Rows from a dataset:
━━━━━━━━━━━━━━━━━━━━

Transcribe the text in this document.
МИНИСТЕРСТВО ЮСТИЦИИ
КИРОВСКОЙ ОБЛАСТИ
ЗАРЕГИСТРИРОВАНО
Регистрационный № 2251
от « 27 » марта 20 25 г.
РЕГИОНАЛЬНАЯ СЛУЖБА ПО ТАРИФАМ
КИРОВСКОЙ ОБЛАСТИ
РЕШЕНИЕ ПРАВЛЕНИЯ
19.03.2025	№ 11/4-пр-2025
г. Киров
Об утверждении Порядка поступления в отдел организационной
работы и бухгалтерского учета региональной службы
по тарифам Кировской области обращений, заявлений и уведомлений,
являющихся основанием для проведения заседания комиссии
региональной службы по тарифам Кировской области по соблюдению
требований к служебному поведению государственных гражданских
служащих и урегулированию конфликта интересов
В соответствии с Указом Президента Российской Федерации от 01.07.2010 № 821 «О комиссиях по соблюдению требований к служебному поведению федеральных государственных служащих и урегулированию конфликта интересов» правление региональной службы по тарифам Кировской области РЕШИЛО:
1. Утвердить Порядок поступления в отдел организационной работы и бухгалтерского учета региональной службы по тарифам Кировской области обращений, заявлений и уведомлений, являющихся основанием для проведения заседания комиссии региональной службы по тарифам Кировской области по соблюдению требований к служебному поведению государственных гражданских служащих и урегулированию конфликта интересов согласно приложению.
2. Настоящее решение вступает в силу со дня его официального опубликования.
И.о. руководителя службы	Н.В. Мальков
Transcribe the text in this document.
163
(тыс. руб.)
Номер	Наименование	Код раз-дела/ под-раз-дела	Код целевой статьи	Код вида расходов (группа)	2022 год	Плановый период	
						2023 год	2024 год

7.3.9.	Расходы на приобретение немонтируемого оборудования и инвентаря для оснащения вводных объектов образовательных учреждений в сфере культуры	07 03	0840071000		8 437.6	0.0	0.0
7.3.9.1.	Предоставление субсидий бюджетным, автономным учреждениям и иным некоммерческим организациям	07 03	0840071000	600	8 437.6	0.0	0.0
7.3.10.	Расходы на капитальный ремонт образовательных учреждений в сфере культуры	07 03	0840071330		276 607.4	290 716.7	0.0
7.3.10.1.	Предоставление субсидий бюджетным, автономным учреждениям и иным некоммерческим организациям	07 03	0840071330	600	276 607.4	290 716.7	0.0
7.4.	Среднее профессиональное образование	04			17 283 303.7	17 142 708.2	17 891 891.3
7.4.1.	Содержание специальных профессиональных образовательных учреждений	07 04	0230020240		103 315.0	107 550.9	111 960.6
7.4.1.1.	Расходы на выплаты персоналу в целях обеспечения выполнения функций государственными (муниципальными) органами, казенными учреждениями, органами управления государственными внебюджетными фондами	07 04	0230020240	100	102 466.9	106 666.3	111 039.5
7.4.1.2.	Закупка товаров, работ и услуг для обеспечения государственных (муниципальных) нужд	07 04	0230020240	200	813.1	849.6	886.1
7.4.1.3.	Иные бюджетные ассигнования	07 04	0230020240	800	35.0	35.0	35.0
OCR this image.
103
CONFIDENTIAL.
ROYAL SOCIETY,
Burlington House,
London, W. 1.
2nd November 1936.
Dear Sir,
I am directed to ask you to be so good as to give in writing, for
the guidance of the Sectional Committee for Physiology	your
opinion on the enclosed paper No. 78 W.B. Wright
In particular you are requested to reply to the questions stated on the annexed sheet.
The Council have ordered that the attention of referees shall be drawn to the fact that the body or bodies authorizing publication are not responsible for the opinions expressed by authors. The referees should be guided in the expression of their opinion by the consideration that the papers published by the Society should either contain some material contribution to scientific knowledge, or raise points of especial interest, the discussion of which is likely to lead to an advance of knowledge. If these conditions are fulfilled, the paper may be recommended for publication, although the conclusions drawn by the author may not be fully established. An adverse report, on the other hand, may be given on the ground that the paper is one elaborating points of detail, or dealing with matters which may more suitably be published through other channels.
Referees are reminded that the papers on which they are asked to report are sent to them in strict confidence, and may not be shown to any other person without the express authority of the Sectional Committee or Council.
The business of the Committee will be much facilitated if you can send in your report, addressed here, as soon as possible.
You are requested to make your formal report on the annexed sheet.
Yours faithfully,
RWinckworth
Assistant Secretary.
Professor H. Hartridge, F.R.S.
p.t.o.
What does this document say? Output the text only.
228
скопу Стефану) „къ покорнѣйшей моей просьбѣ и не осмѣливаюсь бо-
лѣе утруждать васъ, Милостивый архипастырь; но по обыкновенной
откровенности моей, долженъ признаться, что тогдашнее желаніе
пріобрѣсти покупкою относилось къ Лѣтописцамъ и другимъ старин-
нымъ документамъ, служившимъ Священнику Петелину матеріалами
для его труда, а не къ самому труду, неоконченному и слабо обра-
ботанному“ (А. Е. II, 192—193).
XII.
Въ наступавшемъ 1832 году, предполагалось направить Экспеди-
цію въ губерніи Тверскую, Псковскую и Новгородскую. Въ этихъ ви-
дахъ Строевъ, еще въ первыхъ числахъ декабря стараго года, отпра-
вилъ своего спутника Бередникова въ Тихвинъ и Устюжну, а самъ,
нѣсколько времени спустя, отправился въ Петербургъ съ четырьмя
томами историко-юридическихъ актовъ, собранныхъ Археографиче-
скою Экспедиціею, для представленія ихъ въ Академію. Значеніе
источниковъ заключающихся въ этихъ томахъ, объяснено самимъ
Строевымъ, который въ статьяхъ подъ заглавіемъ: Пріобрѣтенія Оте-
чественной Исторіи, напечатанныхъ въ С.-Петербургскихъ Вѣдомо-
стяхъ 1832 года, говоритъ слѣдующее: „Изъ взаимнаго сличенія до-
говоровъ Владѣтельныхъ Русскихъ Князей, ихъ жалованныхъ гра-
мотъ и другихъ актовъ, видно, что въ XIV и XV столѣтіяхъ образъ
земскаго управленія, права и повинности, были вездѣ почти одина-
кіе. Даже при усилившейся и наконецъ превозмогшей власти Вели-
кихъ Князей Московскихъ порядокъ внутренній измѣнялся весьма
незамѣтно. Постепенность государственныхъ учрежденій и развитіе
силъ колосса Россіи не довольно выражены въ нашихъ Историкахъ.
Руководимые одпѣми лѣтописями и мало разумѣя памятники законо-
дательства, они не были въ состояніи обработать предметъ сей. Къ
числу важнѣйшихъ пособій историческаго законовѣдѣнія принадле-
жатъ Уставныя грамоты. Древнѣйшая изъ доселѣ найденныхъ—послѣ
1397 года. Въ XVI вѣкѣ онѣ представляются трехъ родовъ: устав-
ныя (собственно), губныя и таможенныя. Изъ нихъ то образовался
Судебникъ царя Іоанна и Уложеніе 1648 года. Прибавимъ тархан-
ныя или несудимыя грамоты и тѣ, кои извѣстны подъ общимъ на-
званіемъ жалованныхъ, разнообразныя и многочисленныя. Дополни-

━━━━━━━━━━━━━━━━━━━━

■ **THE REQUEST**
Tell how many lines of the records above hold the string "конфликта". Give no other text.

■ **WORKED ANSWER**
3